▶ **RECORDED DATA**
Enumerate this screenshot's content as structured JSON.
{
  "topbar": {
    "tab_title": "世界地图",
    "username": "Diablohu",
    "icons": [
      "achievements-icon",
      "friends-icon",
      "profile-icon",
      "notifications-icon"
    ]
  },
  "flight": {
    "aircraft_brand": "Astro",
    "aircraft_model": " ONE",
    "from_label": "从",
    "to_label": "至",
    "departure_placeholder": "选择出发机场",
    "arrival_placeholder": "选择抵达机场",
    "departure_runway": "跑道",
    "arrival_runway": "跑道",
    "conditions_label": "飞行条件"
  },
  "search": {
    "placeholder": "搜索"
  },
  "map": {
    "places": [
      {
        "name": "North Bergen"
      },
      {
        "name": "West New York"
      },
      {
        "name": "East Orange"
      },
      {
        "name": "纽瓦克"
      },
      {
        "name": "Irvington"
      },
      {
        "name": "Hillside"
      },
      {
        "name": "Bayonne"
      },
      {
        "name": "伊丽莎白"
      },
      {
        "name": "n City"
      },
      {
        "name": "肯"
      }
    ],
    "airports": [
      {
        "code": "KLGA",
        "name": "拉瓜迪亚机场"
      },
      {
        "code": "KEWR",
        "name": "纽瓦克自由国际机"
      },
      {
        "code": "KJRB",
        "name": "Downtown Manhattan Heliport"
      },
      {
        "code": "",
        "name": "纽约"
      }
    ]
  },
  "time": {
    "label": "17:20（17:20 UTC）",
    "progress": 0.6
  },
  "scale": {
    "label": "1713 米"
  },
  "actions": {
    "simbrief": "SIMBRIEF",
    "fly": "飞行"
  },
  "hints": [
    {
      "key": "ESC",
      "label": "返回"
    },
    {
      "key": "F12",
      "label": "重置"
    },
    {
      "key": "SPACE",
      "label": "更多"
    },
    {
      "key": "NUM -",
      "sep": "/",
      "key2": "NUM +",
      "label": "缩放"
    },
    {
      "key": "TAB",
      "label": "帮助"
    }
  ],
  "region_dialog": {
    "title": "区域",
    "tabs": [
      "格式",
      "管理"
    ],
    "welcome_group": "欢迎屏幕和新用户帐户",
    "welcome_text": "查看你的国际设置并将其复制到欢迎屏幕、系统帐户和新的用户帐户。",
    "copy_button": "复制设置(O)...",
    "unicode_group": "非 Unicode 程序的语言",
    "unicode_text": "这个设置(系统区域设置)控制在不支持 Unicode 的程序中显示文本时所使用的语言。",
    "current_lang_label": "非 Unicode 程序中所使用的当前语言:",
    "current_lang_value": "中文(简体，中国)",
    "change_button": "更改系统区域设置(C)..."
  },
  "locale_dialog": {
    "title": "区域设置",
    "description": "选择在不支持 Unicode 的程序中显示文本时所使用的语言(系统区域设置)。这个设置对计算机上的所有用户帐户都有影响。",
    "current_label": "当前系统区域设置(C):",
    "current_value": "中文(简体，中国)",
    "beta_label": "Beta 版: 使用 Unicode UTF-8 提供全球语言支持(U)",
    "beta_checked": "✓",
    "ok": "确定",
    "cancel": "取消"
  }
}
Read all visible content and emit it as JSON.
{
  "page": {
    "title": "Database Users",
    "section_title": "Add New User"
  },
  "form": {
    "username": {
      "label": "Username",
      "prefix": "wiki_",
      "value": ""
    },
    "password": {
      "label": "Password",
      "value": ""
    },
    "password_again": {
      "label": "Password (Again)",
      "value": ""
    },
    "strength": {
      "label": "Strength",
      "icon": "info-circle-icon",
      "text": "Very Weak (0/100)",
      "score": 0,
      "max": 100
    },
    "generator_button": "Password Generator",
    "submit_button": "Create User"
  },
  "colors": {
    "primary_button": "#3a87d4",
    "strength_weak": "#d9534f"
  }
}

▶ **BRIEF**
All lines from the one containing "Read all visible content and emit it as JSON." through the end of the records, both ends included, are to be quoted exactly; please add nothing else.

▶ **THE SOLUTION**
Read all visible content and emit it as JSON.
{
  "page": {
    "title": "Database Users",
    "section_title": "Add New User"
  },
  "form": {
    "username": {
      "label": "Username",
      "prefix": "wiki_",
      "value": ""
    },
    "password": {
      "label": "Password",
      "value": ""
    },
    "password_again": {
      "label": "Password (Again)",
      "value": ""
    },
    "strength": {
      "label": "Strength",
      "icon": "info-circle-icon",
      "text": "Very Weak (0/100)",
      "score": 0,
      "max": 100
    },
    "generator_button": "Password Generator",
    "submit_button": "Create User"
  },
  "colors": {
    "primary_button": "#3a87d4",
    "strength_weak": "#d9534f"
  }
}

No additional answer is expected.